■ Task requirements
The data below must be copied in full and without any change.

■ Data in this exercise
######

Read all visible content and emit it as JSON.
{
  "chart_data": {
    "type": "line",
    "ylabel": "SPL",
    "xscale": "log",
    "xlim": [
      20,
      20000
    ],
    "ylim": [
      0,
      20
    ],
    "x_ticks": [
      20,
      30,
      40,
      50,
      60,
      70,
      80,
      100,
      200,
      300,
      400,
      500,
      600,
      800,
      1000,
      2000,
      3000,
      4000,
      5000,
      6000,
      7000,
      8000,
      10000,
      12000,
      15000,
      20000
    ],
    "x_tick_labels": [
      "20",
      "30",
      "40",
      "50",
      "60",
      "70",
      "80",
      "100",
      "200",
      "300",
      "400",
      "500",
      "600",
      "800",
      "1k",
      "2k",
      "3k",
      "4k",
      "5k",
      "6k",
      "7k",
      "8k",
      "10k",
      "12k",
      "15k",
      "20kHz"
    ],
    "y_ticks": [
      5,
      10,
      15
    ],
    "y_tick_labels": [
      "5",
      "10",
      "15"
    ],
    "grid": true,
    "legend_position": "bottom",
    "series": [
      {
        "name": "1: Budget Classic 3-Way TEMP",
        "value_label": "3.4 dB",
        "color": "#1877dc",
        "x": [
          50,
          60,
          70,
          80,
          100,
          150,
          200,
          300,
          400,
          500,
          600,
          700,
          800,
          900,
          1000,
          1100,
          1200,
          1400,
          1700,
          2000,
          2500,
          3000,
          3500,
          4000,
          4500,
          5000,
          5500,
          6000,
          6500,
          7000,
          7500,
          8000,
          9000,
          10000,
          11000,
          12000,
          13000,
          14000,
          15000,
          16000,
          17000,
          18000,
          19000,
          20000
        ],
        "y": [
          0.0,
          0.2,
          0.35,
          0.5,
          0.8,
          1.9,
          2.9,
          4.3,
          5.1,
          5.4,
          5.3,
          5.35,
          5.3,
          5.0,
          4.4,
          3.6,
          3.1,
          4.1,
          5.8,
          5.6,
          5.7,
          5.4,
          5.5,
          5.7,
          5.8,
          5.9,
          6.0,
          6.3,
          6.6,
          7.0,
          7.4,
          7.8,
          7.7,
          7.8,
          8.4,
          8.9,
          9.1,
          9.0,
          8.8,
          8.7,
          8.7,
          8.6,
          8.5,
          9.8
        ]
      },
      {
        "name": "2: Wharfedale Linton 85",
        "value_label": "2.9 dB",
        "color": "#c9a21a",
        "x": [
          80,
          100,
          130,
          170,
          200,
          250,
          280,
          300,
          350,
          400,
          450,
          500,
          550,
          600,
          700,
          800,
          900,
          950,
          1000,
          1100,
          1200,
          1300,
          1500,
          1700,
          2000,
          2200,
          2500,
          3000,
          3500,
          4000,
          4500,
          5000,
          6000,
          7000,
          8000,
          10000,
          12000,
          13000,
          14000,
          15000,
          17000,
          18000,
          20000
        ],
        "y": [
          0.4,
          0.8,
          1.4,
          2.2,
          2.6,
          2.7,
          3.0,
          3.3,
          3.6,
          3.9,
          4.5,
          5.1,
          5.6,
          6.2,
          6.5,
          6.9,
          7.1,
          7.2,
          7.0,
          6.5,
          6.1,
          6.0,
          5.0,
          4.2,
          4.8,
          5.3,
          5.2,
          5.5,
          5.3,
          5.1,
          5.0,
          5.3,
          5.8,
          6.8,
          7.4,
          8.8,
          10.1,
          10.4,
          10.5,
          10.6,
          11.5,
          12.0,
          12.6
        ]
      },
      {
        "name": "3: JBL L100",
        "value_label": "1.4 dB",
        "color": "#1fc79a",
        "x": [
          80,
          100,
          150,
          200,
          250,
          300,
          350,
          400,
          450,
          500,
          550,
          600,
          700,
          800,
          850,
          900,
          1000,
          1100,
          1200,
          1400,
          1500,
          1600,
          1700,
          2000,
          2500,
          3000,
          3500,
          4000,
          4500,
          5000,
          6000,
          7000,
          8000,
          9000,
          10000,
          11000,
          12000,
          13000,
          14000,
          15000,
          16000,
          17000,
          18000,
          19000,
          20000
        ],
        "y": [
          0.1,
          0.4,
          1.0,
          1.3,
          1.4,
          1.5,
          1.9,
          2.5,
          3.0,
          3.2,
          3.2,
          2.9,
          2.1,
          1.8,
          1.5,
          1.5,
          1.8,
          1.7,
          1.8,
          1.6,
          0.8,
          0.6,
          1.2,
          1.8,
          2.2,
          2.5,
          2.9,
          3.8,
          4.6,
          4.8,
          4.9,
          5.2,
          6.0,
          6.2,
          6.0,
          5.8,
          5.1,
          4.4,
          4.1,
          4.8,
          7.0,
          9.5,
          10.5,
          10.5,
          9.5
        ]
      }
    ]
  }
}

######

■ Expected answer
Read all visible content and emit it as JSON.
{
  "chart_data": {
    "type": "line",
    "ylabel": "SPL",
    "xscale": "log",
    "xlim": [
      20,
      20000
    ],
    "ylim": [
      0,
      20
    ],
    "x_ticks": [
      20,
      30,
      40,
      50,
      60,
      70,
      80,
      100,
      200,
      300,
      400,
      500,
      600,
      800,
      1000,
      2000,
      3000,
      4000,
      5000,
      6000,
      7000,
      8000,
      10000,
      12000,
      15000,
      20000
    ],
    "x_tick_labels": [
      "20",
      "30",
      "40",
      "50",
      "60",
      "70",
      "80",
      "100",
      "200",
      "300",
      "400",
      "500",
      "600",
      "800",
      "1k",
      "2k",
      "3k",
      "4k",
      "5k",
      "6k",
      "7k",
      "8k",
      "10k",
      "12k",
      "15k",
      "20kHz"
    ],
    "y_ticks": [
      5,
      10,
      15
    ],
    "y_tick_labels": [
      "5",
      "10",
      "15"
    ],
    "grid": true,
    "legend_position": "bottom",
    "series": [
      {
        "name": "1: Budget Classic 3-Way TEMP",
        "value_label": "3.4 dB",
        "color": "#1877dc",
        "x": [
          50,
          60,
          70,
          80,
          100,
          150,
          200,
          300,
          400,
          500,
          600,
          700,
          800,
          900,
          1000,
          1100,
          1200,
          1400,
          1700,
          2000,
          2500,
          3000,
          3500,
          4000,
          4500,
          5000,
          5500,
          6000,
          6500,
          7000,
          7500,
          8000,
          9000,
          10000,
          11000,
          12000,
          13000,
          14000,
          15000,
          16000,
          17000,
          18000,
          19000,
          20000
        ],
        "y": [
          0.0,
          0.2,
          0.35,
          0.5,
          0.8,
          1.9,
          2.9,
          4.3,
          5.1,
          5.4,
          5.3,
          5.35,
          5.3,
          5.0,
          4.4,
          3.6,
          3.1,
          4.1,
          5.8,
          5.6,
          5.7,
          5.4,
          5.5,
          5.7,
          5.8,
          5.9,
          6.0,
          6.3,
          6.6,
          7.0,
          7.4,
          7.8,
          7.7,
          7.8,
          8.4,
          8.9,
          9.1,
          9.0,
          8.8,
          8.7,
          8.7,
          8.6,
          8.5,
          9.8
        ]
      },
      {
        "name": "2: Wharfedale Linton 85",
        "value_label": "2.9 dB",
        "color": "#c9a21a",
        "x": [
          80,
          100,
          130,
          170,
          200,
          250,
          280,
          300,
          350,
          400,
          450,
          500,
          550,
          600,
          700,
          800,
          900,
          950,
          1000,
          1100,
          1200,
          1300,
          1500,
          1700,
          2000,
          2200,
          2500,
          3000,
          3500,
          4000,
          4500,
          5000,
          6000,
          7000,
          8000,
          10000,
          12000,
          13000,
          14000,
          15000,
          17000,
          18000,
          20000
        ],
        "y": [
          0.4,
          0.8,
          1.4,
          2.2,
          2.6,
          2.7,
          3.0,
          3.3,
          3.6,
          3.9,
          4.5,
          5.1,
          5.6,
          6.2,
          6.5,
          6.9,
          7.1,
          7.2,
          7.0,
          6.5,
          6.1,
          6.0,
          5.0,
          4.2,
          4.8,
          5.3,
          5.2,
          5.5,
          5.3,
          5.1,
          5.0,
          5.3,
          5.8,
          6.8,
          7.4,
          8.8,
          10.1,
          10.4,
          10.5,
          10.6,
          11.5,
          12.0,
          12.6
        ]
      },
      {
        "name": "3: JBL L100",
        "value_label": "1.4 dB",
        "color": "#1fc79a",
        "x": [
          80,
          100,
          150,
          200,
          250,
          300,
          350,
          400,
          450,
          500,
          550,
          600,
          700,
          800,
          850,
          900,
          1000,
          1100,
          1200,
          1400,
          1500,
          1600,
          1700,
          2000,
          2500,
          3000,
          3500,
          4000,
          4500,
          5000,
          6000,
          7000,
          8000,
          9000,
          10000,
          11000,
          12000,
          13000,
          14000,
          15000,
          16000,
          17000,
          18000,
          19000,
          20000
        ],
        "y": [
          0.1,
          0.4,
          1.0,
          1.3,
          1.4,
          1.5,
          1.9,
          2.5,
          3.0,
          3.2,
          3.2,
          2.9,
          2.1,
          1.8,
          1.5,
          1.5,
          1.8,
          1.7,
          1.8,
          1.6,
          0.8,
          0.6,
          1.2,
          1.8,
          2.2,
          2.5,
          2.9,
          3.8,
          4.6,
          4.8,
          4.9,
          5.2,
          6.0,
          6.2,
          6.0,
          5.8,
          5.1,
          4.4,
          4.1,
          4.8,
          7.0,
          9.5,
          10.5,
          10.5,
          9.5
        ]
      }
    ]
  }
}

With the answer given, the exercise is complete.